____ Provided material
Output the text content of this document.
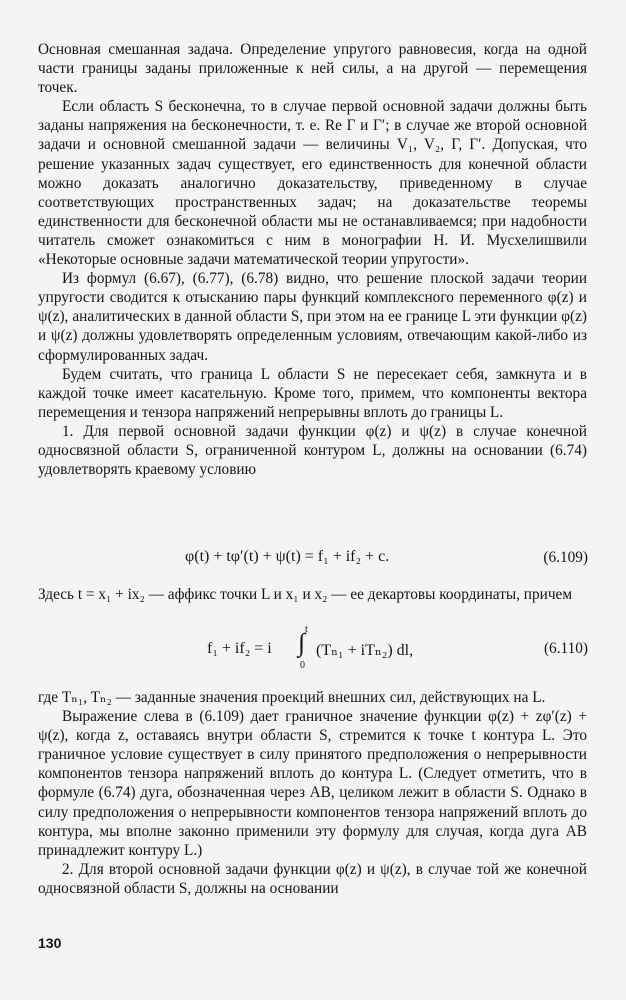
Основная смешанная задача. Определение упругого равновесия, когда на одной части границы заданы приложенные к ней силы, а на другой — перемещения точек.

Если область S бесконечна, то в случае первой основной задачи должны быть заданы напряжения на бесконечности, т. е. Re Г и Г′; в случае же второй основной задачи и основной смешанной задачи — величины V₁, V₂, Г, Г′. Допуская, что решение указанных задач существует, его единственность для конечной области можно доказать аналогично доказательству, приведенному в случае соответствующих пространственных задач; на доказательстве теоремы единственности для бесконечной области мы не останавливаемся; при надобности читатель сможет ознакомиться с ним в монографии Н. И. Мусхелишвили «Некоторые основные задачи математической теории упругости».

Из формул (6.67), (6.77), (6.78) видно, что решение плоской задачи теории упругости сводится к отысканию пары функций комплексного переменного φ(z) и ψ(z), аналитических в данной области S, при этом на ее границе L эти функции φ(z) и ψ(z) должны удовлетворять определенным условиям, отвечающим какой-либо из сформулированных задач.

Будем считать, что граница L области S не пересекает себя, замкнута и в каждой точке имеет касательную. Кроме того, примем, что компоненты вектора перемещения и тензора напряжений непрерывны вплоть до границы L.

1. Для первой основной задачи функции φ(z) и ψ(z) в случае конечной односвязной области S, ограниченной контуром L, должны на основании (6.74) удовлетворять краевому условию

φ(t) + tφ′(t) + ψ(t) = f₁ + if₂ + c.	(6.109)
Здесь t = x₁ + ix₂ — аффикс точки L и x₁ и x₂ — ее декартовы координаты, причем
f₁ + if₂ = i ∫ t
0
(Tₙ₁ + iTₙ₂) dl,	(6.110)

где Tₙ₁, Tₙ₂ — заданные значения проекций внешних сил, действующих на L.

Выражение слева в (6.109) дает граничное значение функции φ(z) + zφ′(z) + ψ(z), когда z, оставаясь внутри области S, стремится к точке t контура L. Это граничное условие существует в силу принятого предположения о непрерывности компонентов тензора напряжений вплоть до контура L. (Следует отметить, что в формуле (6.74) дуга, обозначенная через AB, целиком лежит в области S. Однако в силу предположения о непрерывности компонентов тензора напряжений вплоть до контура, мы вполне законно применили эту формулу для случая, когда дуга AB принадлежит контуру L.)

2. Для второй основной задачи функции φ(z) и ψ(z), в случае той же конечной односвязной области S, должны на основании

130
________
* _Prompt_: Every line of the data should be copied as it stands, without the images.

* _Written answer_:
Output the text content of this document.
Основная смешанная задача. Определение упругого равновесия, когда на одной части границы заданы приложенные к ней силы, а на другой — перемещения точек.

Если область S бесконечна, то в случае первой основной задачи должны быть заданы напряжения на бесконечности, т. е. Re Г и Г′; в случае же второй основной задачи и основной смешанной задачи — величины V₁, V₂, Г, Г′. Допуская, что решение указанных задач существует, его единственность для конечной области можно доказать аналогично доказательству, приведенному в случае соответствующих пространственных задач; на доказательстве теоремы единственности для бесконечной области мы не останавливаемся; при надобности читатель сможет ознакомиться с ним в монографии Н. И. Мусхелишвили «Некоторые основные задачи математической теории упругости».

Из формул (6.67), (6.77), (6.78) видно, что решение плоской задачи теории упругости сводится к отысканию пары функций комплексного переменного φ(z) и ψ(z), аналитических в данной области S, при этом на ее границе L эти функции φ(z) и ψ(z) должны удовлетворять определенным условиям, отвечающим какой-либо из сформулированных задач.

Будем считать, что граница L области S не пересекает себя, замкнута и в каждой точке имеет касательную. Кроме того, примем, что компоненты вектора перемещения и тензора напряжений непрерывны вплоть до границы L.

1. Для первой основной задачи функции φ(z) и ψ(z) в случае конечной односвязной области S, ограниченной контуром L, должны на основании (6.74) удовлетворять краевому условию

φ(t) + tφ′(t) + ψ(t) = f₁ + if₂ + c.	(6.109)
Здесь t = x₁ + ix₂ — аффикс точки L и x₁ и x₂ — ее декартовы координаты, причем
f₁ + if₂ = i ∫ t
0
(Tₙ₁ + iTₙ₂) dl,	(6.110)

где Tₙ₁, Tₙ₂ — заданные значения проекций внешних сил, действующих на L.

Выражение слева в (6.109) дает граничное значение функции φ(z) + zφ′(z) + ψ(z), когда z, оставаясь внутри области S, стремится к точке t контура L. Это граничное условие существует в силу принятого предположения о непрерывности компонентов тензора напряжений вплоть до контура L. (Следует отметить, что в формуле (6.74) дуга, обозначенная через AB, целиком лежит в области S. Однако в силу предположения о непрерывности компонентов тензора напряжений вплоть до контура, мы вполне законно применили эту формулу для случая, когда дуга AB принадлежит контуру L.)

2. Для второй основной задачи функции φ(z) и ψ(z), в случае той же конечной односвязной области S, должны на основании

130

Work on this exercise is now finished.